TO BE DONE: Look at the entries below and reproduce them exactly.

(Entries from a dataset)
::::::

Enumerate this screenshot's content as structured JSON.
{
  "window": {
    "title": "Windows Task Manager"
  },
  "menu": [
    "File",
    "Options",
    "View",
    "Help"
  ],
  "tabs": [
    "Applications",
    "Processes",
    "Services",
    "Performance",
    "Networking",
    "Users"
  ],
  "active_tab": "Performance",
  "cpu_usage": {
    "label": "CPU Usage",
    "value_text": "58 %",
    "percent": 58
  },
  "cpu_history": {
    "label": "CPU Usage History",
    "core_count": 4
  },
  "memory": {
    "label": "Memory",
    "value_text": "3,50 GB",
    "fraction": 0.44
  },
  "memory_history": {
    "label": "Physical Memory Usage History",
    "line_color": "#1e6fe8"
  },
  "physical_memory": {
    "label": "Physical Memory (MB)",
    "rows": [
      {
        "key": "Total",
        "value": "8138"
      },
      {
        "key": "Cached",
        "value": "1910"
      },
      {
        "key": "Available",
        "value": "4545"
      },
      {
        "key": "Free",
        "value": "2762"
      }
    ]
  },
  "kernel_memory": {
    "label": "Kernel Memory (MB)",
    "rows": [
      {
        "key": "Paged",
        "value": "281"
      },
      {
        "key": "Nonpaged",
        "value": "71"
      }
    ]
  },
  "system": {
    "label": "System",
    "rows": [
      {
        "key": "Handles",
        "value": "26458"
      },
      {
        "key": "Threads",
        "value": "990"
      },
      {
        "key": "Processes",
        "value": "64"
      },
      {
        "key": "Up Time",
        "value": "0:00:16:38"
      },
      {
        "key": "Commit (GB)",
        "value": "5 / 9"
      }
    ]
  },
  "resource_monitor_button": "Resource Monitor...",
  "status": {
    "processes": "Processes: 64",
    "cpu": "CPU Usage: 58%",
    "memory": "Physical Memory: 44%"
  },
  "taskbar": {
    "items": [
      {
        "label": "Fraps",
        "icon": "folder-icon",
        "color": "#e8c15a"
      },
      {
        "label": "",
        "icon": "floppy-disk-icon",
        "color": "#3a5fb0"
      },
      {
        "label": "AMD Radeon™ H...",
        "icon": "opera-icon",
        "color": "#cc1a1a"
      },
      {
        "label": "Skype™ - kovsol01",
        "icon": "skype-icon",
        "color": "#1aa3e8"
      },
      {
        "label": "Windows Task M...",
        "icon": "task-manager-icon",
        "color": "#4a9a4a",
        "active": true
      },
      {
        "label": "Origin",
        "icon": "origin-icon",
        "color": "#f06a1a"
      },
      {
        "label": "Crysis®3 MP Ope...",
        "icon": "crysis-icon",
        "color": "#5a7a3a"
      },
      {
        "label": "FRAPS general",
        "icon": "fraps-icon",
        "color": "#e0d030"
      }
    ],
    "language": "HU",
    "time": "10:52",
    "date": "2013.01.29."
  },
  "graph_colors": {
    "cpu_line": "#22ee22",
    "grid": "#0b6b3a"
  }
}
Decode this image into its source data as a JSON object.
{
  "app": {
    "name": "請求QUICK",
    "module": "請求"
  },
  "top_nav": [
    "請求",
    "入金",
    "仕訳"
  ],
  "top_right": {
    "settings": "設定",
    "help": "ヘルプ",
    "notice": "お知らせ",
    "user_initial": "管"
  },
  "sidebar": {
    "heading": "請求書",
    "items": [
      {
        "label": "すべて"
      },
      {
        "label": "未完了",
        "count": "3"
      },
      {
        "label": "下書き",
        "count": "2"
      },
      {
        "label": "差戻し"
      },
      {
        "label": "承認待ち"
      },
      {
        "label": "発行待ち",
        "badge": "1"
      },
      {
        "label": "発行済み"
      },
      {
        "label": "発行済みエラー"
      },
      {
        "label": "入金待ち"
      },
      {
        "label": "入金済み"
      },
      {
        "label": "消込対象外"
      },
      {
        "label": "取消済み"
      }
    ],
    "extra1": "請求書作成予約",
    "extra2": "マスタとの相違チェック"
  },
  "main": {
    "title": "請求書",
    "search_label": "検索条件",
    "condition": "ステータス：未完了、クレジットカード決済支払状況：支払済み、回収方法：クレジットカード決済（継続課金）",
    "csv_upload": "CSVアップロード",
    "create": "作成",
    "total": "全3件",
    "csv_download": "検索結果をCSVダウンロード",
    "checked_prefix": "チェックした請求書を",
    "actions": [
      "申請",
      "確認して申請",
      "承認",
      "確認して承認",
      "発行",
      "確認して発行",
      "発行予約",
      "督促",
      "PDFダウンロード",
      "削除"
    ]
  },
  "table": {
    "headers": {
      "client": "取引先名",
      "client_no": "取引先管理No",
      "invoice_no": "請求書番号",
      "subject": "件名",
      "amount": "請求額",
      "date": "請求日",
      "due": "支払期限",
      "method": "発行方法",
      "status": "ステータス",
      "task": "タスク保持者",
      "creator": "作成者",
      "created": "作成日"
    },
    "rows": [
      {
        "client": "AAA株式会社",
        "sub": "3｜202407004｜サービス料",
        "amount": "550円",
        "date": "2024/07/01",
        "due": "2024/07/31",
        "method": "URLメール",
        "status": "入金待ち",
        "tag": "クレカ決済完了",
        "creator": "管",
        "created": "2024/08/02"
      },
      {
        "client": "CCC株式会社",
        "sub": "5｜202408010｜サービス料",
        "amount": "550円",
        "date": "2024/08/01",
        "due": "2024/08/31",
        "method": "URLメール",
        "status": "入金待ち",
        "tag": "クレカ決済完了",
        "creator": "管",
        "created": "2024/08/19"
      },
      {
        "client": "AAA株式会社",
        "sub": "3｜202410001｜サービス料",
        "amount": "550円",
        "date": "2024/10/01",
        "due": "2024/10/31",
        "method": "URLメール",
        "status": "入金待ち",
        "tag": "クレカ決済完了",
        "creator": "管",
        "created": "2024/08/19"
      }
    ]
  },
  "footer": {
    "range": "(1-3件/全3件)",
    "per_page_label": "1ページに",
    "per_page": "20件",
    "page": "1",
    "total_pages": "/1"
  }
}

::::::

ANSWER BELOW:
Enumerate this screenshot's content as structured JSON.
{
  "window": {
    "title": "Windows Task Manager"
  },
  "menu": [
    "File",
    "Options",
    "View",
    "Help"
  ],
  "tabs": [
    "Applications",
    "Processes",
    "Services",
    "Performance",
    "Networking",
    "Users"
  ],
  "active_tab": "Performance",
  "cpu_usage": {
    "label": "CPU Usage",
    "value_text": "58 %",
    "percent": 58
  },
  "cpu_history": {
    "label": "CPU Usage History",
    "core_count": 4
  },
  "memory": {
    "label": "Memory",
    "value_text": "3,50 GB",
    "fraction": 0.44
  },
  "memory_history": {
    "label": "Physical Memory Usage History",
    "line_color": "#1e6fe8"
  },
  "physical_memory": {
    "label": "Physical Memory (MB)",
    "rows": [
      {
        "key": "Total",
        "value": "8138"
      },
      {
        "key": "Cached",
        "value": "1910"
      },
      {
        "key": "Available",
        "value": "4545"
      },
      {
        "key": "Free",
        "value": "2762"
      }
    ]
  },
  "kernel_memory": {
    "label": "Kernel Memory (MB)",
    "rows": [
      {
        "key": "Paged",
        "value": "281"
      },
      {
        "key": "Nonpaged",
        "value": "71"
      }
    ]
  },
  "system": {
    "label": "System",
    "rows": [
      {
        "key": "Handles",
        "value": "26458"
      },
      {
        "key": "Threads",
        "value": "990"
      },
      {
        "key": "Processes",
        "value": "64"
      },
      {
        "key": "Up Time",
        "value": "0:00:16:38"
      },
      {
        "key": "Commit (GB)",
        "value": "5 / 9"
      }
    ]
  },
  "resource_monitor_button": "Resource Monitor...",
  "status": {
    "processes": "Processes: 64",
    "cpu": "CPU Usage: 58%",
    "memory": "Physical Memory: 44%"
  },
  "taskbar": {
    "items": [
      {
        "label": "Fraps",
        "icon": "folder-icon",
        "color": "#e8c15a"
      },
      {
        "label": "",
        "icon": "floppy-disk-icon",
        "color": "#3a5fb0"
      },
      {
        "label": "AMD Radeon™ H...",
        "icon": "opera-icon",
        "color": "#cc1a1a"
      },
      {
        "label": "Skype™ - kovsol01",
        "icon": "skype-icon",
        "color": "#1aa3e8"
      },
      {
        "label": "Windows Task M...",
        "icon": "task-manager-icon",
        "color": "#4a9a4a",
        "active": true
      },
      {
        "label": "Origin",
        "icon": "origin-icon",
        "color": "#f06a1a"
      },
      {
        "label": "Crysis®3 MP Ope...",
        "icon": "crysis-icon",
        "color": "#5a7a3a"
      },
      {
        "label": "FRAPS general",
        "icon": "fraps-icon",
        "color": "#e0d030"
      }
    ],
    "language": "HU",
    "time": "10:52",
    "date": "2013.01.29."
  },
  "graph_colors": {
    "cpu_line": "#22ee22",
    "grid": "#0b6b3a"
  }
}
Decode this image into its source data as a JSON object.
{
  "app": {
    "name": "請求QUICK",
    "module": "請求"
  },
  "top_nav": [
    "請求",
    "入金",
    "仕訳"
  ],
  "top_right": {
    "settings": "設定",
    "help": "ヘルプ",
    "notice": "お知らせ",
    "user_initial": "管"
  },
  "sidebar": {
    "heading": "請求書",
    "items": [
      {
        "label": "すべて"
      },
      {
        "label": "未完了",
        "count": "3"
      },
      {
        "label": "下書き",
        "count": "2"
      },
      {
        "label": "差戻し"
      },
      {
        "label": "承認待ち"
      },
      {
        "label": "発行待ち",
        "badge": "1"
      },
      {
        "label": "発行済み"
      },
      {
        "label": "発行済みエラー"
      },
      {
        "label": "入金待ち"
      },
      {
        "label": "入金済み"
      },
      {
        "label": "消込対象外"
      },
      {
        "label": "取消済み"
      }
    ],
    "extra1": "請求書作成予約",
    "extra2": "マスタとの相違チェック"
  },
  "main": {
    "title": "請求書",
    "search_label": "検索条件",
    "condition": "ステータス：未完了、クレジットカード決済支払状況：支払済み、回収方法：クレジットカード決済（継続課金）",
    "csv_upload": "CSVアップロード",
    "create": "作成",
    "total": "全3件",
    "csv_download": "検索結果をCSVダウンロード",
    "checked_prefix": "チェックした請求書を",
    "actions": [
      "申請",
      "確認して申請",
      "承認",
      "確認して承認",
      "発行",
      "確認して発行",
      "発行予約",
      "督促",
      "PDFダウンロード",
      "削除"
    ]
  },
  "table": {
    "headers": {
      "client": "取引先名",
      "client_no": "取引先管理No",
      "invoice_no": "請求書番号",
      "subject": "件名",
      "amount": "請求額",
      "date": "請求日",
      "due": "支払期限",
      "method": "発行方法",
      "status": "ステータス",
      "task": "タスク保持者",
      "creator": "作成者",
      "created": "作成日"
    },
    "rows": [
      {
        "client": "AAA株式会社",
        "sub": "3｜202407004｜サービス料",
        "amount": "550円",
        "date": "2024/07/01",
        "due": "2024/07/31",
        "method": "URLメール",
        "status": "入金待ち",
        "tag": "クレカ決済完了",
        "creator": "管",
        "created": "2024/08/02"
      },
      {
        "client": "CCC株式会社",
        "sub": "5｜202408010｜サービス料",
        "amount": "550円",
        "date": "2024/08/01",
        "due": "2024/08/31",
        "method": "URLメール",
        "status": "入金待ち",
        "tag": "クレカ決済完了",
        "creator": "管",
        "created": "2024/08/19"
      },
      {
        "client": "AAA株式会社",
        "sub": "3｜202410001｜サービス料",
        "amount": "550円",
        "date": "2024/10/01",
        "due": "2024/10/31",
        "method": "URLメール",
        "status": "入金待ち",
        "tag": "クレカ決済完了",
        "creator": "管",
        "created": "2024/08/19"
      }
    ]
  },
  "footer": {
    "range": "(1-3件/全3件)",
    "per_page_label": "1ページに",
    "per_page": "20件",
    "page": "1",
    "total_pages": "/1"
  }
}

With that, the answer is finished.